§ Instruction
Leaving out the pictures, transcribe all of the records faithfully.

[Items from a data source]

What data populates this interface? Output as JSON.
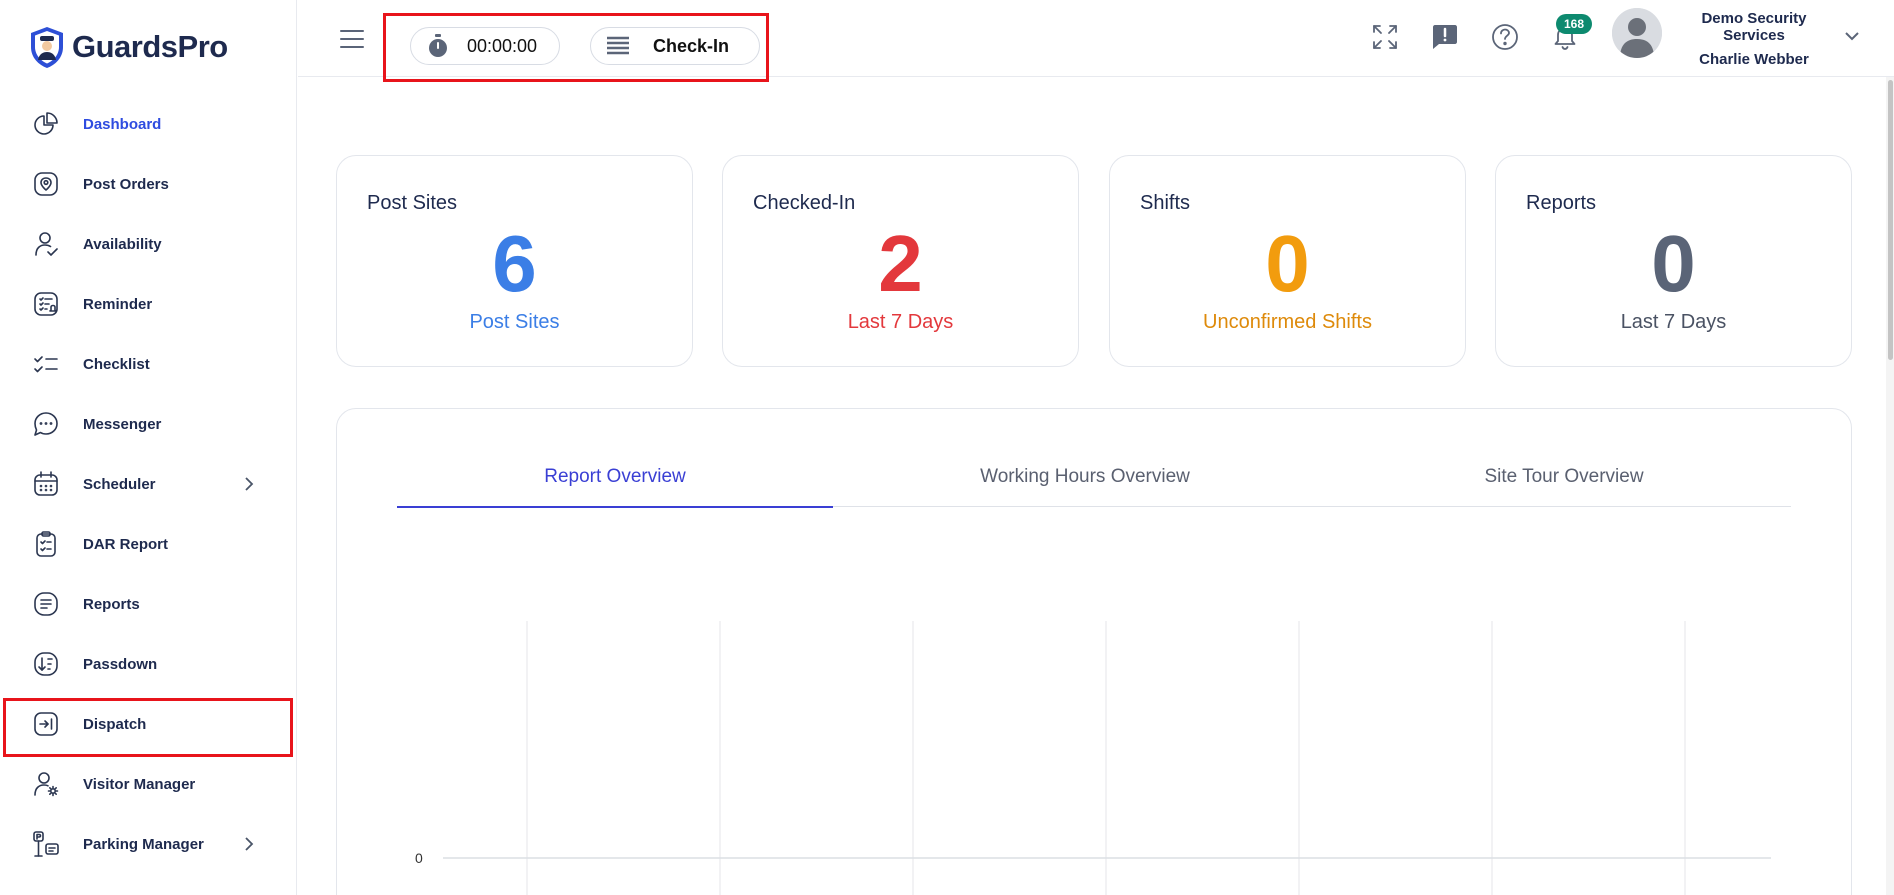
{
  "app": {
    "name": "GuardsPro"
  },
  "sidebar": {
    "items": [
      {
        "label": "Dashboard",
        "icon": "pie-chart-icon",
        "active": true
      },
      {
        "label": "Post Orders",
        "icon": "location-pin-icon"
      },
      {
        "label": "Availability",
        "icon": "user-check-icon"
      },
      {
        "label": "Reminder",
        "icon": "reminder-list-icon"
      },
      {
        "label": "Checklist",
        "icon": "checklist-icon"
      },
      {
        "label": "Messenger",
        "icon": "chat-bubble-icon"
      },
      {
        "label": "Scheduler",
        "icon": "calendar-icon",
        "has_submenu": true
      },
      {
        "label": "DAR Report",
        "icon": "clipboard-check-icon"
      },
      {
        "label": "Reports",
        "icon": "document-lines-icon"
      },
      {
        "label": "Passdown",
        "icon": "sort-down-icon"
      },
      {
        "label": "Dispatch",
        "icon": "dispatch-arrow-icon",
        "highlighted": true
      },
      {
        "label": "Visitor Manager",
        "icon": "user-gear-icon"
      },
      {
        "label": "Parking Manager",
        "icon": "parking-icon",
        "has_submenu": true
      }
    ]
  },
  "header": {
    "timer": "00:00:00",
    "check_in_label": "Check-In",
    "notification_count": "168",
    "user_org": "Demo Security Services",
    "user_name": "Charlie Webber"
  },
  "cards": [
    {
      "title": "Post Sites",
      "value": "6",
      "subtitle": "Post Sites",
      "color": "#3b7ee6"
    },
    {
      "title": "Checked-In",
      "value": "2",
      "subtitle": "Last 7 Days",
      "color": "#e3383c"
    },
    {
      "title": "Shifts",
      "value": "0",
      "subtitle": "Unconfirmed Shifts",
      "color": "#f29c0e",
      "subtitle_color": "#de8a0a"
    },
    {
      "title": "Reports",
      "value": "0",
      "subtitle": "Last 7 Days",
      "color": "#5a6477",
      "subtitle_color": "#4a5263"
    }
  ],
  "overview": {
    "tabs": [
      {
        "label": "Report Overview",
        "active": true
      },
      {
        "label": "Working Hours Overview"
      },
      {
        "label": "Site Tour Overview"
      }
    ],
    "y_tick": "0"
  },
  "colors": {
    "accent": "#2e4ce0",
    "tab_active": "#3a3fd4",
    "highlight": "#e8141b",
    "badge": "#0d8a6f"
  }
}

§ Answer for this exercise
What data populates this interface? Output as JSON.
{
  "app": {
    "name": "GuardsPro"
  },
  "sidebar": {
    "items": [
      {
        "label": "Dashboard",
        "icon": "pie-chart-icon",
        "active": true
      },
      {
        "label": "Post Orders",
        "icon": "location-pin-icon"
      },
      {
        "label": "Availability",
        "icon": "user-check-icon"
      },
      {
        "label": "Reminder",
        "icon": "reminder-list-icon"
      },
      {
        "label": "Checklist",
        "icon": "checklist-icon"
      },
      {
        "label": "Messenger",
        "icon": "chat-bubble-icon"
      },
      {
        "label": "Scheduler",
        "icon": "calendar-icon",
        "has_submenu": true
      },
      {
        "label": "DAR Report",
        "icon": "clipboard-check-icon"
      },
      {
        "label": "Reports",
        "icon": "document-lines-icon"
      },
      {
        "label": "Passdown",
        "icon": "sort-down-icon"
      },
      {
        "label": "Dispatch",
        "icon": "dispatch-arrow-icon",
        "highlighted": true
      },
      {
        "label": "Visitor Manager",
        "icon": "user-gear-icon"
      },
      {
        "label": "Parking Manager",
        "icon": "parking-icon",
        "has_submenu": true
      }
    ]
  },
  "header": {
    "timer": "00:00:00",
    "check_in_label": "Check-In",
    "notification_count": "168",
    "user_org": "Demo Security Services",
    "user_name": "Charlie Webber"
  },
  "cards": [
    {
      "title": "Post Sites",
      "value": "6",
      "subtitle": "Post Sites",
      "color": "#3b7ee6"
    },
    {
      "title": "Checked-In",
      "value": "2",
      "subtitle": "Last 7 Days",
      "color": "#e3383c"
    },
    {
      "title": "Shifts",
      "value": "0",
      "subtitle": "Unconfirmed Shifts",
      "color": "#f29c0e",
      "subtitle_color": "#de8a0a"
    },
    {
      "title": "Reports",
      "value": "0",
      "subtitle": "Last 7 Days",
      "color": "#5a6477",
      "subtitle_color": "#4a5263"
    }
  ],
  "overview": {
    "tabs": [
      {
        "label": "Report Overview",
        "active": true
      },
      {
        "label": "Working Hours Overview"
      },
      {
        "label": "Site Tour Overview"
      }
    ],
    "y_tick": "0"
  },
  "colors": {
    "accent": "#2e4ce0",
    "tab_active": "#3a3fd4",
    "highlight": "#e8141b",
    "badge": "#0d8a6f"
  }
}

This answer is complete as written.